§ **Prompt**: Transcribe each entry below exactly. Pictures do not go in the copy.

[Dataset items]
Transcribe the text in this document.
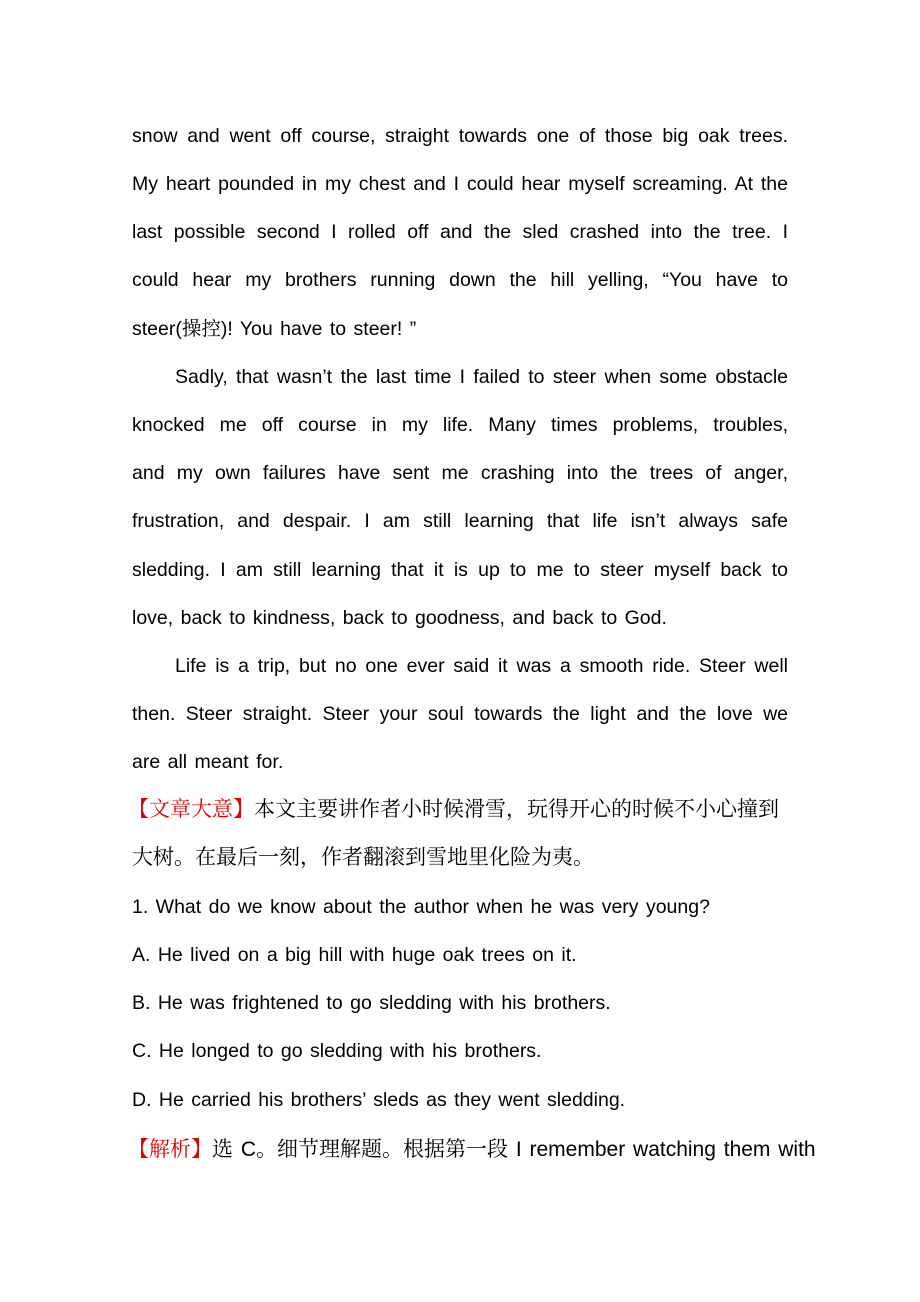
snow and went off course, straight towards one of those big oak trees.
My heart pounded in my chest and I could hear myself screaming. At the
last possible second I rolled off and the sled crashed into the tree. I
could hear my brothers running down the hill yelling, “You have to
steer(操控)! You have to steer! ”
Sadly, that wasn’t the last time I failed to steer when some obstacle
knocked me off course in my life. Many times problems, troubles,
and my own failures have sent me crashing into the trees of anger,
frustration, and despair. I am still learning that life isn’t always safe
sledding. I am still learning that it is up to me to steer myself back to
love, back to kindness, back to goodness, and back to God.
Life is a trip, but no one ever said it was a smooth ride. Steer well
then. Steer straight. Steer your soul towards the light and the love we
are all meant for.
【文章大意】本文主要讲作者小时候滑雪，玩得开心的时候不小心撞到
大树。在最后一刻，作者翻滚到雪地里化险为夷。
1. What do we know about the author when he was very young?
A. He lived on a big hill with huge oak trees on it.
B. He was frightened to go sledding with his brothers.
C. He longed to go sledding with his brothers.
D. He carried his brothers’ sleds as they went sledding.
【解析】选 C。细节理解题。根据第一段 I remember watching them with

§ **Result below**:
Transcribe the text in this document.
snow and went off course, straight towards one of those big oak trees.
My heart pounded in my chest and I could hear myself screaming. At the
last possible second I rolled off and the sled crashed into the tree. I
could hear my brothers running down the hill yelling, “You have to
steer(操控)! You have to steer! ”
Sadly, that wasn’t the last time I failed to steer when some obstacle
knocked me off course in my life. Many times problems, troubles,
and my own failures have sent me crashing into the trees of anger,
frustration, and despair. I am still learning that life isn’t always safe
sledding. I am still learning that it is up to me to steer myself back to
love, back to kindness, back to goodness, and back to God.
Life is a trip, but no one ever said it was a smooth ride. Steer well
then. Steer straight. Steer your soul towards the light and the love we
are all meant for.
【文章大意】本文主要讲作者小时候滑雪，玩得开心的时候不小心撞到
大树。在最后一刻，作者翻滚到雪地里化险为夷。
1. What do we know about the author when he was very young?
A. He lived on a big hill with huge oak trees on it.
B. He was frightened to go sledding with his brothers.
C. He longed to go sledding with his brothers.
D. He carried his brothers’ sleds as they went sledding.
【解析】选 C。细节理解题。根据第一段 I remember watching them with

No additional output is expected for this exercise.